__Direction__:
Spot each line in the records below where the word "color" occurs, then copy it.

Data tied to figure images
┄┄┄┄┄┄

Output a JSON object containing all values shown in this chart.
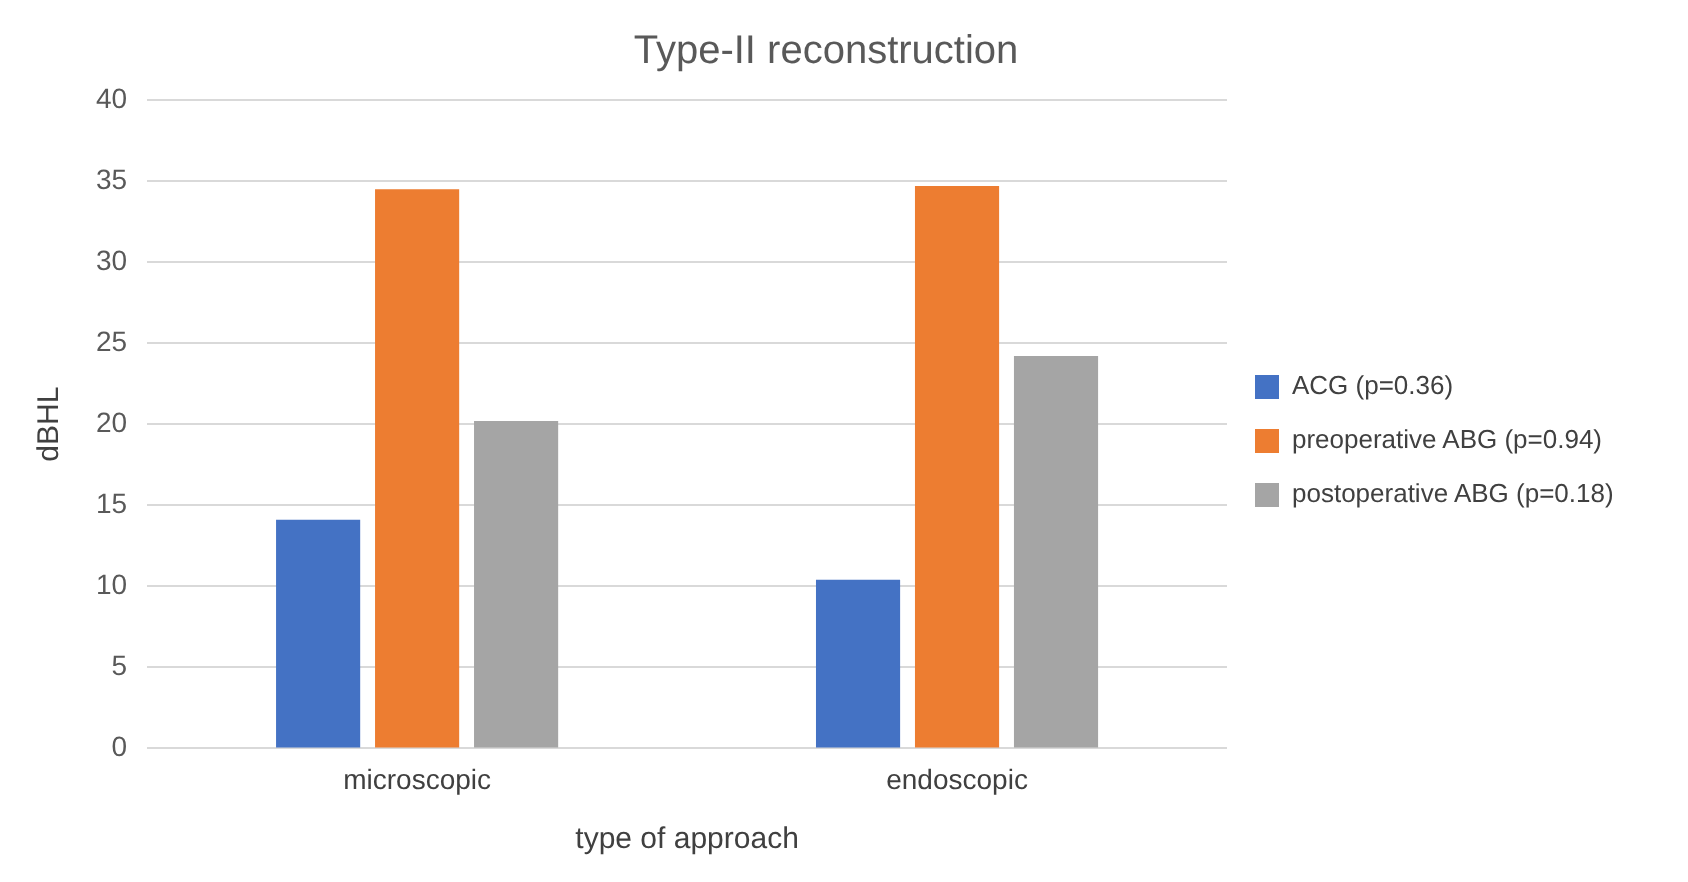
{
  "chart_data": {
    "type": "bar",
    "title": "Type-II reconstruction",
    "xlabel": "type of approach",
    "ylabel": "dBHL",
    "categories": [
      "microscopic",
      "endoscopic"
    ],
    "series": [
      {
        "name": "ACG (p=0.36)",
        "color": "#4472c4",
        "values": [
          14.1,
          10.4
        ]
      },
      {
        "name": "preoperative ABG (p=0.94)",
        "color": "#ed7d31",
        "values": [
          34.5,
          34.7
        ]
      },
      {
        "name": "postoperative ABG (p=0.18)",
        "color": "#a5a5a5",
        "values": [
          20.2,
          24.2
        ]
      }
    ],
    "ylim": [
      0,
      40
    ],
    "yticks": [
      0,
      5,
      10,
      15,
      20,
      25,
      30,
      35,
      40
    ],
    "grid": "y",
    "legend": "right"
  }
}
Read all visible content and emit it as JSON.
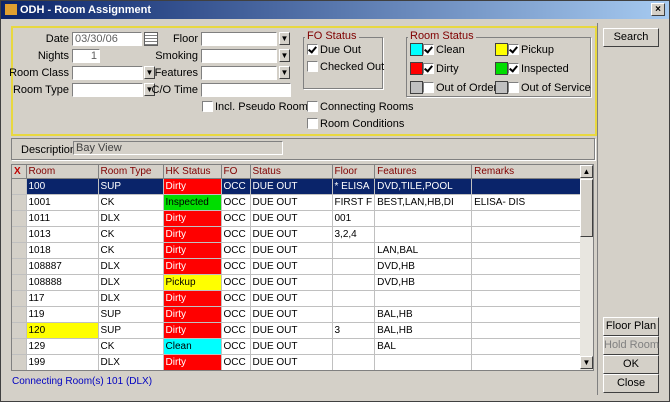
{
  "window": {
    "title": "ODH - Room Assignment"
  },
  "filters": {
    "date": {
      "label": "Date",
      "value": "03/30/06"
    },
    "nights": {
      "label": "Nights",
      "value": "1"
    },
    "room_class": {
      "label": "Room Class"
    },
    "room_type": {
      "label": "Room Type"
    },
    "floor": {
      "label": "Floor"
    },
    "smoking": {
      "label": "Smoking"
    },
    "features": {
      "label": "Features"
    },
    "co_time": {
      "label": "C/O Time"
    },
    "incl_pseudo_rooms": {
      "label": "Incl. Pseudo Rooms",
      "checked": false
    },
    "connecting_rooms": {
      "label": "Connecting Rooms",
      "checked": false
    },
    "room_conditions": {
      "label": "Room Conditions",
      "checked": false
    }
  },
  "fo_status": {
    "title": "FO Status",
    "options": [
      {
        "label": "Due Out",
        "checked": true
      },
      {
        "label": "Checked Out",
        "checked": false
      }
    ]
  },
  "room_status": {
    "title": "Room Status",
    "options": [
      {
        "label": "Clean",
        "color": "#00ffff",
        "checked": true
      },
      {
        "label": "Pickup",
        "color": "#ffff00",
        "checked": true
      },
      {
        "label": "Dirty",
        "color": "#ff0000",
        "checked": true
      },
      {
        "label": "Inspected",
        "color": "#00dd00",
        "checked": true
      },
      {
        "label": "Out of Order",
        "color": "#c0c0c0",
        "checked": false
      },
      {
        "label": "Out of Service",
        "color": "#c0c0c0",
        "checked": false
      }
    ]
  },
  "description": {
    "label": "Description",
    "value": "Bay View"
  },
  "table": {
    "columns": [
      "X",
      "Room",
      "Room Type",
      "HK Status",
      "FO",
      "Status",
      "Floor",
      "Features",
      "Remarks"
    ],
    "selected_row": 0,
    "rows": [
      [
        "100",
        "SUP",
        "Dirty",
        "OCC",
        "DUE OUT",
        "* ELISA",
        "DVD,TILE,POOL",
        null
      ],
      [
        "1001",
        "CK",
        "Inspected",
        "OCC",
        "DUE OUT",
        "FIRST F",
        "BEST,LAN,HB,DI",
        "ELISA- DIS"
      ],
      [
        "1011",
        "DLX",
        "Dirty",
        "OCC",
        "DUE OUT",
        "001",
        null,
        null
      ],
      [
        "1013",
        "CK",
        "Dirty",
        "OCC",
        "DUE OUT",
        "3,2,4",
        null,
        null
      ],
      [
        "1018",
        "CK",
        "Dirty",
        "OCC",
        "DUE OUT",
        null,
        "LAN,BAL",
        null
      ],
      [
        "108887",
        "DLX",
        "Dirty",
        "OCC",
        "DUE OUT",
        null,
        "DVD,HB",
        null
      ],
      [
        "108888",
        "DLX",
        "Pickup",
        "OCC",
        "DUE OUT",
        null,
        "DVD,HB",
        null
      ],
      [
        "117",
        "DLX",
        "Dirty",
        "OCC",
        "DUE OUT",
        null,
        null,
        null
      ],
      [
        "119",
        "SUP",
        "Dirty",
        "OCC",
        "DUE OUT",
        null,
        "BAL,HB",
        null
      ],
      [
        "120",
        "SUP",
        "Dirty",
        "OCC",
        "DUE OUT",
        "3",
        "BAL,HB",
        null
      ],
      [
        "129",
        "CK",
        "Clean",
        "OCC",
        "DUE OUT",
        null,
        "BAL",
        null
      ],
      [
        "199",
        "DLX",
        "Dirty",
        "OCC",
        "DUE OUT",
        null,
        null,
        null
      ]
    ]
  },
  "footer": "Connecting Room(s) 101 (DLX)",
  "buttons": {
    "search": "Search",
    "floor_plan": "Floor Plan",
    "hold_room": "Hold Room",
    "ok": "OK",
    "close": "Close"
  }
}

┄┄┄┄┄┄

__Written response__:
        "color": "#4472c4",
        "color": "#ed7d31",
        "color": "#a5a5a5",
        "color": "#00ffff",
        "color": "#ffff00",
        "color": "#ff0000",
        "color": "#00dd00",
        "color": "#c0c0c0",
        "color": "#c0c0c0",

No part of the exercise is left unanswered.